◆ **Trecho do documento**
════════════════════

A companhia também é dona da Farmadelivery, por anos considerada uma das principais operações on-line de farmácias independentes de São Paulo, e da Dissim Distribuidora de Medicamentos.
Em 2019, o fundo gerido pela Stratus, controlador da empresa, disse, em entrevistas, que planejava abrir capital da Poupafarma em 2020, após comprar a rede e crescer por meio de aquisições, dentro da lógica de expansão em setores mais resilientes às instabilidades.
A empresa relata, porém, em documentos enviados ao tribunal, que a cadeia teve prejuízo de R$ 117 milhões em 2022, que houve dificuldades de obter linhas de crédito no mercado, e sentiu ainda o efeito na alavancagem da alta na taxa de juros. Ainda houve efeito da crise atual do varejo, que elevou percepção de risco no setor no mercado financeiro, diz.
Em nota ao Valor, o grupo informa que vem buscando com auxílio de assessores, “ estabelecer um processo colaborativo de recuperação e por isso não acelerou a via judicial antes de criar uma agenda compartilhada de alinhamentos”.
O pedido de tutela antecipada de processo de recuperação foi feito para que sejam obtidos os efeitos do “stay period” pela rede, quando nenhuma cobrança ou constrição pode ser realizada no intervalo de 180 dias — proteção possível no caso de empresas que já estão em recuperação judicial. A solicitação do stay períod foi concedida no fim de fevereiro.
“[O grupo] está a preparar a documentação necessária ao ajuizamento do pedido recuperacional, objetivando superar sua crise econômico-financeira, de modo a manter suas atividades e a função social das sociedades empresárias e os empregos de seus trabalhadores […]”, informa na ação.
Ainda afirma que a operação da varejista vinha sendo afetada por “inúmeros bloqueios judiciais de valores contra si, bem como protestos em cartório, apontamentos junto aos órgãos de proteção ao crédito, notificações extrajudiciais relativos a alugueis atrasados […] além de notificação do Banco Pine e o iminente bloqueios dos serviços pelo Google Ads”.
Com o deferimento da solicitação, o Google teve que retomar os serviços oferecidos, assim como os outros credores.
O grupo informa, na nota ao Valor, que a pandemia afetou a integração de negócios adquiridos, assim como houve impacto da escalada na Selic e de um desequilíbrio na cadeia de fornecimentos do setor.

════════════════════

◆ **O que fazer**
• a. Segundo a nota ao Valor citada no trecho sobre a Poupafarma, por que o grupo não acelerou a via judicial antes de criar uma agenda compartilhada de alinhamentos?
• b. Imprima o trecho sobre a Poupafarma de "Ainda afirma que" até "os outros credores.".

Dados de segmentação da página:
════════════════════

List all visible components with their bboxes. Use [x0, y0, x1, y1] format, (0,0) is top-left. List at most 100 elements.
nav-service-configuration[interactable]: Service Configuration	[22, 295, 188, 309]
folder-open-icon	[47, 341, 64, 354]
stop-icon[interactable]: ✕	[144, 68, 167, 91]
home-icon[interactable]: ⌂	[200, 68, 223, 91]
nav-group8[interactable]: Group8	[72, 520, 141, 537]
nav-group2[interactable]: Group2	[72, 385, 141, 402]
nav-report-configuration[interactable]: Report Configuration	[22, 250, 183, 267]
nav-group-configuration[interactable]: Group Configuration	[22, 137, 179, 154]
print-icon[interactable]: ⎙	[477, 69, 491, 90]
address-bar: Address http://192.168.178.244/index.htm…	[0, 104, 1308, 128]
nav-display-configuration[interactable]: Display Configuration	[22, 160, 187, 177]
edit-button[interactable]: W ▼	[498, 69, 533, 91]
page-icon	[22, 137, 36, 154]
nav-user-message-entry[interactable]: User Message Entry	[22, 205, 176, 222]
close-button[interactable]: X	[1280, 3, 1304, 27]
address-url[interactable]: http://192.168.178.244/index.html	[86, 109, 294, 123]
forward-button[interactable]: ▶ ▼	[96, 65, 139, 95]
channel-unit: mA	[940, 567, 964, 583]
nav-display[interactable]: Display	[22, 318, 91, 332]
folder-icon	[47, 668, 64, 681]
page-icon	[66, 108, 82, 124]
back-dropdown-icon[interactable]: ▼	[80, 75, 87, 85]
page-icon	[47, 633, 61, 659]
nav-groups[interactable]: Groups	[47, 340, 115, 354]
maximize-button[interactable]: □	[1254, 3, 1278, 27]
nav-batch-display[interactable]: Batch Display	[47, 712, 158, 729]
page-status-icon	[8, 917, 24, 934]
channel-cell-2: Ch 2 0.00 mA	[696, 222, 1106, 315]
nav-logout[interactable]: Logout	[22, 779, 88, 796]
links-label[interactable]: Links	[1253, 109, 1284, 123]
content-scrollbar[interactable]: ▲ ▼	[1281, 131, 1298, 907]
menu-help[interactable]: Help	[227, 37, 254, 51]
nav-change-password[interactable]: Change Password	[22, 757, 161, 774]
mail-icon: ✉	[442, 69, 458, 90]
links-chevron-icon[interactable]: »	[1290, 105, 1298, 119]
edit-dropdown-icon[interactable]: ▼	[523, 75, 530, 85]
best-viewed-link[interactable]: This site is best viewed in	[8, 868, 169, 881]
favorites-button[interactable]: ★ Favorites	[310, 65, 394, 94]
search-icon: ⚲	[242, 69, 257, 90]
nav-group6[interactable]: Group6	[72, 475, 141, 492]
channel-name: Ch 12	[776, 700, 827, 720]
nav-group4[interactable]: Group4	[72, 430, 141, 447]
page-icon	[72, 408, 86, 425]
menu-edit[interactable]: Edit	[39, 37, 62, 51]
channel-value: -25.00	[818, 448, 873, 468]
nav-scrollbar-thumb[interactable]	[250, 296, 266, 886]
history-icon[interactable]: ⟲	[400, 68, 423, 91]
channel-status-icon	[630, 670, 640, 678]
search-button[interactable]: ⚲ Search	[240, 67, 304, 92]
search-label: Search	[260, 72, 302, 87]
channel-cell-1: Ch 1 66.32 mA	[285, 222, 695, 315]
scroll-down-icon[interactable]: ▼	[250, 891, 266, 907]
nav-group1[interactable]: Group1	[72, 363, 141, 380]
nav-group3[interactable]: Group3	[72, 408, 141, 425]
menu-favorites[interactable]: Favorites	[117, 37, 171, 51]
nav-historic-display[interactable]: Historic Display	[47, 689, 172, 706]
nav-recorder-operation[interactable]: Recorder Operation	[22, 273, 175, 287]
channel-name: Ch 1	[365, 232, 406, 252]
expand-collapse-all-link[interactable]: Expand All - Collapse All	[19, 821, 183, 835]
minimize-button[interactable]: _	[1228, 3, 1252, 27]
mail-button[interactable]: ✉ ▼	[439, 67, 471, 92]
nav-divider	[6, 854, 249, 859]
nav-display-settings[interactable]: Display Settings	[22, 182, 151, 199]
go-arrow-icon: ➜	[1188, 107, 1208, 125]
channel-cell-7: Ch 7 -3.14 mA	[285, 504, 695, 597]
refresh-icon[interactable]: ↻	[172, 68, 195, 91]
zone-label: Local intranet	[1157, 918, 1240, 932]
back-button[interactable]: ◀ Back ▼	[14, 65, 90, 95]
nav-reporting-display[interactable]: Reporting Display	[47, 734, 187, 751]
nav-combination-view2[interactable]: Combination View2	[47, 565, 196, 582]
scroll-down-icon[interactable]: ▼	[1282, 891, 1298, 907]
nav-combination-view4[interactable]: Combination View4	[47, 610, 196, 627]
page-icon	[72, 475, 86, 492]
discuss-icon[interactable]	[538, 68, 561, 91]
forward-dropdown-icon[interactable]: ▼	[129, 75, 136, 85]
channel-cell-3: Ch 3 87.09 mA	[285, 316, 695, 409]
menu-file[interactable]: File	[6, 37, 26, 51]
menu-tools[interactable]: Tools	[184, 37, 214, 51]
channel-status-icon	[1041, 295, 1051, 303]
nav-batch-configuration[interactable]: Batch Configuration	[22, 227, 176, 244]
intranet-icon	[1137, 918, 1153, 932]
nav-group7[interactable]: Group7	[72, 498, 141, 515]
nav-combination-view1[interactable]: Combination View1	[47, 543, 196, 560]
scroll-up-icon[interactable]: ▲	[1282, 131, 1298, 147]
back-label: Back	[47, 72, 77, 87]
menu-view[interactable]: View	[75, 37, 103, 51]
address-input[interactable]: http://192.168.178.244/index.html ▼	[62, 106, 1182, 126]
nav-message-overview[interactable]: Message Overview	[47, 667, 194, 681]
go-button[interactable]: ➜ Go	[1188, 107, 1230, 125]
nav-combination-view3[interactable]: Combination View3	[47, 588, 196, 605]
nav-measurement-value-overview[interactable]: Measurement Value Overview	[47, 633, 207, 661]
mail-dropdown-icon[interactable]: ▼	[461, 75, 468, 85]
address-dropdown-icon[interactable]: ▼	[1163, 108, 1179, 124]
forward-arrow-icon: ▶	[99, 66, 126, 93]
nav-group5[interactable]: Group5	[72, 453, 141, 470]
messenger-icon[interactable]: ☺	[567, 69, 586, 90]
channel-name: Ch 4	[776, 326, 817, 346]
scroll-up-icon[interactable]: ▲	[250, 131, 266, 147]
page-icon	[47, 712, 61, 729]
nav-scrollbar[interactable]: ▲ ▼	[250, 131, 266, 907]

════════════════════

◆ **Respostas por tarefa**
• a. O grupo vinha buscando, com auxílio de assessores, estabelecer um processo colaborativo de recuperação. Por isso não acelerou a via judicial antes de criar uma agenda compartilhada de alinhamentos.

• b.
Ainda afirma que a operação da varejista vinha sendo afetada por “inúmeros bloqueios judiciais de valores contra si, bem como protestos em cartório, apontamentos junto aos órgãos de proteção ao crédito, notificações extrajudiciais relativos a alugueis atrasados […] além de notificação do Banco Pine e o iminente bloqueios dos serviços pelo Google Ads”.
Com o deferimento da solicitação, o Google teve que retomar os serviços oferecidos, assim como os outros credores.